[Data entries]

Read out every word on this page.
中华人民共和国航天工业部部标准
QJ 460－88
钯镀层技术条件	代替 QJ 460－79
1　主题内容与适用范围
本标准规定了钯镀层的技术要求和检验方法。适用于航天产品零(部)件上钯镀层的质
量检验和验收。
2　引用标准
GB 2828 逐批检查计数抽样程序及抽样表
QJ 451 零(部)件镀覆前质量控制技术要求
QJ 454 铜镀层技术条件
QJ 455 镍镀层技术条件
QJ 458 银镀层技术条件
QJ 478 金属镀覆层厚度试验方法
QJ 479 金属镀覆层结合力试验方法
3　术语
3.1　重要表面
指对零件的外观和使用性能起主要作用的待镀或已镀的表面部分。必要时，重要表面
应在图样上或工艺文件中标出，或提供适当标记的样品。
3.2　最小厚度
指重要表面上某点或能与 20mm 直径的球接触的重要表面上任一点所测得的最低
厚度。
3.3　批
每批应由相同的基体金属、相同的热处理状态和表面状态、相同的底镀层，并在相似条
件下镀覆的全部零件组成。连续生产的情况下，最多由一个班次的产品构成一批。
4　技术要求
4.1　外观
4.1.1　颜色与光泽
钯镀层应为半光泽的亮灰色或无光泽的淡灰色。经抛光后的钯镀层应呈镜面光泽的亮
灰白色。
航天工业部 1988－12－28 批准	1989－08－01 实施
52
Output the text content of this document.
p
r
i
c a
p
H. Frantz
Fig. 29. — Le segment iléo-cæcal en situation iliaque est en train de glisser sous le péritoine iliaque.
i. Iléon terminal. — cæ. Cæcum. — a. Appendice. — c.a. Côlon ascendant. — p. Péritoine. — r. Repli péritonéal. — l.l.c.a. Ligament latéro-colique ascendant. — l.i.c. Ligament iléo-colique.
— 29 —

→ **Your task**
Print the material once more, exactly.

→ **Result**
Read out every word on this page.
中华人民共和国航天工业部部标准
QJ 460－88
钯镀层技术条件	代替 QJ 460－79
1　主题内容与适用范围
本标准规定了钯镀层的技术要求和检验方法。适用于航天产品零(部)件上钯镀层的质
量检验和验收。
2　引用标准
GB 2828 逐批检查计数抽样程序及抽样表
QJ 451 零(部)件镀覆前质量控制技术要求
QJ 454 铜镀层技术条件
QJ 455 镍镀层技术条件
QJ 458 银镀层技术条件
QJ 478 金属镀覆层厚度试验方法
QJ 479 金属镀覆层结合力试验方法
3　术语
3.1　重要表面
指对零件的外观和使用性能起主要作用的待镀或已镀的表面部分。必要时，重要表面
应在图样上或工艺文件中标出，或提供适当标记的样品。
3.2　最小厚度
指重要表面上某点或能与 20mm 直径的球接触的重要表面上任一点所测得的最低
厚度。
3.3　批
每批应由相同的基体金属、相同的热处理状态和表面状态、相同的底镀层，并在相似条
件下镀覆的全部零件组成。连续生产的情况下，最多由一个班次的产品构成一批。
4　技术要求
4.1　外观
4.1.1　颜色与光泽
钯镀层应为半光泽的亮灰色或无光泽的淡灰色。经抛光后的钯镀层应呈镜面光泽的亮
灰白色。
航天工业部 1988－12－28 批准	1989－08－01 实施
52
Output the text content of this document.
p
r
i
c a
p
H. Frantz
Fig. 29. — Le segment iléo-cæcal en situation iliaque est en train de glisser sous le péritoine iliaque.
i. Iléon terminal. — cæ. Cæcum. — a. Appendice. — c.a. Côlon ascendant. — p. Péritoine. — r. Repli péritonéal. — l.l.c.a. Ligament latéro-colique ascendant. — l.i.c. Ligament iléo-colique.
— 29 —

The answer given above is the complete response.